>>>

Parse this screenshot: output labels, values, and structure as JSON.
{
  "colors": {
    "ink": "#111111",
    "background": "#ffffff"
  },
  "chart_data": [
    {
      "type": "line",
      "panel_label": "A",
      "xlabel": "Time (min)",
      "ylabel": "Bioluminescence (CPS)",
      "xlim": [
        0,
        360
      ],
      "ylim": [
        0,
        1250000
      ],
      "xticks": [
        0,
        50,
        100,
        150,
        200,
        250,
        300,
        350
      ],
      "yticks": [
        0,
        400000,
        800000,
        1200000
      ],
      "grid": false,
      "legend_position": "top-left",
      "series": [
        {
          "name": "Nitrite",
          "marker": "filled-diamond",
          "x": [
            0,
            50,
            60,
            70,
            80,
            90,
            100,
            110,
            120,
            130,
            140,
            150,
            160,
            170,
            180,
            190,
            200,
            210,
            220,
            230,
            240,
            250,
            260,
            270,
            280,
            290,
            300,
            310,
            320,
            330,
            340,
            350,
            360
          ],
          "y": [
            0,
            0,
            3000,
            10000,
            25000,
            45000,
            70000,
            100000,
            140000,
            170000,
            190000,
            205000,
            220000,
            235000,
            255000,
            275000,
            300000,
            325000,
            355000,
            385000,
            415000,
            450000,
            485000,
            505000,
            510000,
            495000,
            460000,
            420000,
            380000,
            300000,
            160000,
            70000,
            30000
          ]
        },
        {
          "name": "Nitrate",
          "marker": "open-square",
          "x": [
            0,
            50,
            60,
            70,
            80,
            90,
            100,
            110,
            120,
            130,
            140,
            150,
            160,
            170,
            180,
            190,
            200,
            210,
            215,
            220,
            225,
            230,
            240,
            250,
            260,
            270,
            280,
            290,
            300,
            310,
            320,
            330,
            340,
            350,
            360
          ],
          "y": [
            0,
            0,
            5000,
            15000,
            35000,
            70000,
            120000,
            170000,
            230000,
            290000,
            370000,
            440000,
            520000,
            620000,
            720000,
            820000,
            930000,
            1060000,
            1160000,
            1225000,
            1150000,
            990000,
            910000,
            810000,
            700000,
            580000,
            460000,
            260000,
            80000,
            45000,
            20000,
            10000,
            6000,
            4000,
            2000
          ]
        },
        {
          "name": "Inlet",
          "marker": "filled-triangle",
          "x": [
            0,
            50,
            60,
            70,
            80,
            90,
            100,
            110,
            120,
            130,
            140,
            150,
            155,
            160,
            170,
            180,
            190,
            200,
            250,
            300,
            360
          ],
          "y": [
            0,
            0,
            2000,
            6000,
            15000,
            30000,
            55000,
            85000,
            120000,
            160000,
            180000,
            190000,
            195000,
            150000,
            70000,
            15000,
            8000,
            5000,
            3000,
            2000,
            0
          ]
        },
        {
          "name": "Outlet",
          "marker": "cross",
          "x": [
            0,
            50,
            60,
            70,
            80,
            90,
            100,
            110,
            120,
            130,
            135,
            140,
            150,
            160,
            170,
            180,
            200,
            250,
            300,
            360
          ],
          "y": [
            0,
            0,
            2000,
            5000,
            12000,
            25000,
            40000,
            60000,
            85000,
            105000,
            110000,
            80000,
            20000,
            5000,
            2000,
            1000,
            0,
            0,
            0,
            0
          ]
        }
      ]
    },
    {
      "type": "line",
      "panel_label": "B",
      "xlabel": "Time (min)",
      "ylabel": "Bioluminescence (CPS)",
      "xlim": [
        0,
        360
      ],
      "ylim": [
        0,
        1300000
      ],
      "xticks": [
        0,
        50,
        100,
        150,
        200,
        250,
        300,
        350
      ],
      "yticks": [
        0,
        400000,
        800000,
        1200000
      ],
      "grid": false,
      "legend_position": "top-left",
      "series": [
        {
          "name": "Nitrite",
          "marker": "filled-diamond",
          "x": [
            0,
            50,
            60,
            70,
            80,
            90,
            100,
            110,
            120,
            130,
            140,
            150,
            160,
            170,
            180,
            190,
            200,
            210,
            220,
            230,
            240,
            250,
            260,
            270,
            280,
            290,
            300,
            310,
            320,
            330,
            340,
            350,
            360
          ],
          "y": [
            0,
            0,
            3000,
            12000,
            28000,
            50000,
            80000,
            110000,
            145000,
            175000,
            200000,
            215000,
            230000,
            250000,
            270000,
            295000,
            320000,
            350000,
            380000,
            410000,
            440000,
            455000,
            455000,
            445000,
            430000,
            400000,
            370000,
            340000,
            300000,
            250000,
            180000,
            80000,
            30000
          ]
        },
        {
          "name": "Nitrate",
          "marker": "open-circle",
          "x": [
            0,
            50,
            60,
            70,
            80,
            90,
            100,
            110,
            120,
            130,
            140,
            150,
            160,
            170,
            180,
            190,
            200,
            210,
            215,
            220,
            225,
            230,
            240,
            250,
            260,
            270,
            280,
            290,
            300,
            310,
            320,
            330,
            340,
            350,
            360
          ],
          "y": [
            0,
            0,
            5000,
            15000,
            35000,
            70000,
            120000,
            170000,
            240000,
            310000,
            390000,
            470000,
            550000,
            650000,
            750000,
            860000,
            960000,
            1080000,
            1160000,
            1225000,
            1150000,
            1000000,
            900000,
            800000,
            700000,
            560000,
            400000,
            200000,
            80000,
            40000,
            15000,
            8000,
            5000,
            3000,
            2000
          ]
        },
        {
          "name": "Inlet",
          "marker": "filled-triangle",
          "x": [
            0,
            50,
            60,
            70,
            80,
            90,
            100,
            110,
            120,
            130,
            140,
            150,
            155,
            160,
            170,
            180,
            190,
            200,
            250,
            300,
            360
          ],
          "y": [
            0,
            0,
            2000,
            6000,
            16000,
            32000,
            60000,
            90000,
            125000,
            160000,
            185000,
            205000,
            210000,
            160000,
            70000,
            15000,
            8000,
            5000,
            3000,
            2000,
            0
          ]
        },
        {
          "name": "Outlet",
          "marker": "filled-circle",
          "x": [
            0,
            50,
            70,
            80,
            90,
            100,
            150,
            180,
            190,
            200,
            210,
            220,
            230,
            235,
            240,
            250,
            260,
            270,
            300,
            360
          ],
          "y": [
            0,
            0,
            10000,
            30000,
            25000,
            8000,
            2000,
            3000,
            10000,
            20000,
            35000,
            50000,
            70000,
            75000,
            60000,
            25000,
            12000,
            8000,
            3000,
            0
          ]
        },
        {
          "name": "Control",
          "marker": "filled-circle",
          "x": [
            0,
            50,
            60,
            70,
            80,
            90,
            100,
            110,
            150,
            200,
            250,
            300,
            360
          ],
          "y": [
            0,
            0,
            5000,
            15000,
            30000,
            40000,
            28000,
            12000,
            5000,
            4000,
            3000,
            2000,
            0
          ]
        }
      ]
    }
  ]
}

<<<

WHAT TO DO: Restate the records, all of them, precisely as written.

RESULT OF THIS TASK:
Parse this screenshot: output labels, values, and structure as JSON.
{
  "colors": {
    "ink": "#111111",
    "background": "#ffffff"
  },
  "chart_data": [
    {
      "type": "line",
      "panel_label": "A",
      "xlabel": "Time (min)",
      "ylabel": "Bioluminescence (CPS)",
      "xlim": [
        0,
        360
      ],
      "ylim": [
        0,
        1250000
      ],
      "xticks": [
        0,
        50,
        100,
        150,
        200,
        250,
        300,
        350
      ],
      "yticks": [
        0,
        400000,
        800000,
        1200000
      ],
      "grid": false,
      "legend_position": "top-left",
      "series": [
        {
          "name": "Nitrite",
          "marker": "filled-diamond",
          "x": [
            0,
            50,
            60,
            70,
            80,
            90,
            100,
            110,
            120,
            130,
            140,
            150,
            160,
            170,
            180,
            190,
            200,
            210,
            220,
            230,
            240,
            250,
            260,
            270,
            280,
            290,
            300,
            310,
            320,
            330,
            340,
            350,
            360
          ],
          "y": [
            0,
            0,
            3000,
            10000,
            25000,
            45000,
            70000,
            100000,
            140000,
            170000,
            190000,
            205000,
            220000,
            235000,
            255000,
            275000,
            300000,
            325000,
            355000,
            385000,
            415000,
            450000,
            485000,
            505000,
            510000,
            495000,
            460000,
            420000,
            380000,
            300000,
            160000,
            70000,
            30000
          ]
        },
        {
          "name": "Nitrate",
          "marker": "open-square",
          "x": [
            0,
            50,
            60,
            70,
            80,
            90,
            100,
            110,
            120,
            130,
            140,
            150,
            160,
            170,
            180,
            190,
            200,
            210,
            215,
            220,
            225,
            230,
            240,
            250,
            260,
            270,
            280,
            290,
            300,
            310,
            320,
            330,
            340,
            350,
            360
          ],
          "y": [
            0,
            0,
            5000,
            15000,
            35000,
            70000,
            120000,
            170000,
            230000,
            290000,
            370000,
            440000,
            520000,
            620000,
            720000,
            820000,
            930000,
            1060000,
            1160000,
            1225000,
            1150000,
            990000,
            910000,
            810000,
            700000,
            580000,
            460000,
            260000,
            80000,
            45000,
            20000,
            10000,
            6000,
            4000,
            2000
          ]
        },
        {
          "name": "Inlet",
          "marker": "filled-triangle",
          "x": [
            0,
            50,
            60,
            70,
            80,
            90,
            100,
            110,
            120,
            130,
            140,
            150,
            155,
            160,
            170,
            180,
            190,
            200,
            250,
            300,
            360
          ],
          "y": [
            0,
            0,
            2000,
            6000,
            15000,
            30000,
            55000,
            85000,
            120000,
            160000,
            180000,
            190000,
            195000,
            150000,
            70000,
            15000,
            8000,
            5000,
            3000,
            2000,
            0
          ]
        },
        {
          "name": "Outlet",
          "marker": "cross",
          "x": [
            0,
            50,
            60,
            70,
            80,
            90,
            100,
            110,
            120,
            130,
            135,
            140,
            150,
            160,
            170,
            180,
            200,
            250,
            300,
            360
          ],
          "y": [
            0,
            0,
            2000,
            5000,
            12000,
            25000,
            40000,
            60000,
            85000,
            105000,
            110000,
            80000,
            20000,
            5000,
            2000,
            1000,
            0,
            0,
            0,
            0
          ]
        }
      ]
    },
    {
      "type": "line",
      "panel_label": "B",
      "xlabel": "Time (min)",
      "ylabel": "Bioluminescence (CPS)",
      "xlim": [
        0,
        360
      ],
      "ylim": [
        0,
        1300000
      ],
      "xticks": [
        0,
        50,
        100,
        150,
        200,
        250,
        300,
        350
      ],
      "yticks": [
        0,
        400000,
        800000,
        1200000
      ],
      "grid": false,
      "legend_position": "top-left",
      "series": [
        {
          "name": "Nitrite",
          "marker": "filled-diamond",
          "x": [
            0,
            50,
            60,
            70,
            80,
            90,
            100,
            110,
            120,
            130,
            140,
            150,
            160,
            170,
            180,
            190,
            200,
            210,
            220,
            230,
            240,
            250,
            260,
            270,
            280,
            290,
            300,
            310,
            320,
            330,
            340,
            350,
            360
          ],
          "y": [
            0,
            0,
            3000,
            12000,
            28000,
            50000,
            80000,
            110000,
            145000,
            175000,
            200000,
            215000,
            230000,
            250000,
            270000,
            295000,
            320000,
            350000,
            380000,
            410000,
            440000,
            455000,
            455000,
            445000,
            430000,
            400000,
            370000,
            340000,
            300000,
            250000,
            180000,
            80000,
            30000
          ]
        },
        {
          "name": "Nitrate",
          "marker": "open-circle",
          "x": [
            0,
            50,
            60,
            70,
            80,
            90,
            100,
            110,
            120,
            130,
            140,
            150,
            160,
            170,
            180,
            190,
            200,
            210,
            215,
            220,
            225,
            230,
            240,
            250,
            260,
            270,
            280,
            290,
            300,
            310,
            320,
            330,
            340,
            350,
            360
          ],
          "y": [
            0,
            0,
            5000,
            15000,
            35000,
            70000,
            120000,
            170000,
            240000,
            310000,
            390000,
            470000,
            550000,
            650000,
            750000,
            860000,
            960000,
            1080000,
            1160000,
            1225000,
            1150000,
            1000000,
            900000,
            800000,
            700000,
            560000,
            400000,
            200000,
            80000,
            40000,
            15000,
            8000,
            5000,
            3000,
            2000
          ]
        },
        {
          "name": "Inlet",
          "marker": "filled-triangle",
          "x": [
            0,
            50,
            60,
            70,
            80,
            90,
            100,
            110,
            120,
            130,
            140,
            150,
            155,
            160,
            170,
            180,
            190,
            200,
            250,
            300,
            360
          ],
          "y": [
            0,
            0,
            2000,
            6000,
            16000,
            32000,
            60000,
            90000,
            125000,
            160000,
            185000,
            205000,
            210000,
            160000,
            70000,
            15000,
            8000,
            5000,
            3000,
            2000,
            0
          ]
        },
        {
          "name": "Outlet",
          "marker": "filled-circle",
          "x": [
            0,
            50,
            70,
            80,
            90,
            100,
            150,
            180,
            190,
            200,
            210,
            220,
            230,
            235,
            240,
            250,
            260,
            270,
            300,
            360
          ],
          "y": [
            0,
            0,
            10000,
            30000,
            25000,
            8000,
            2000,
            3000,
            10000,
            20000,
            35000,
            50000,
            70000,
            75000,
            60000,
            25000,
            12000,
            8000,
            3000,
            0
          ]
        },
        {
          "name": "Control",
          "marker": "filled-circle",
          "x": [
            0,
            50,
            60,
            70,
            80,
            90,
            100,
            110,
            150,
            200,
            250,
            300,
            360
          ],
          "y": [
            0,
            0,
            5000,
            15000,
            30000,
            40000,
            28000,
            12000,
            5000,
            4000,
            3000,
            2000,
            0
          ]
        }
      ]
    }
  ]
}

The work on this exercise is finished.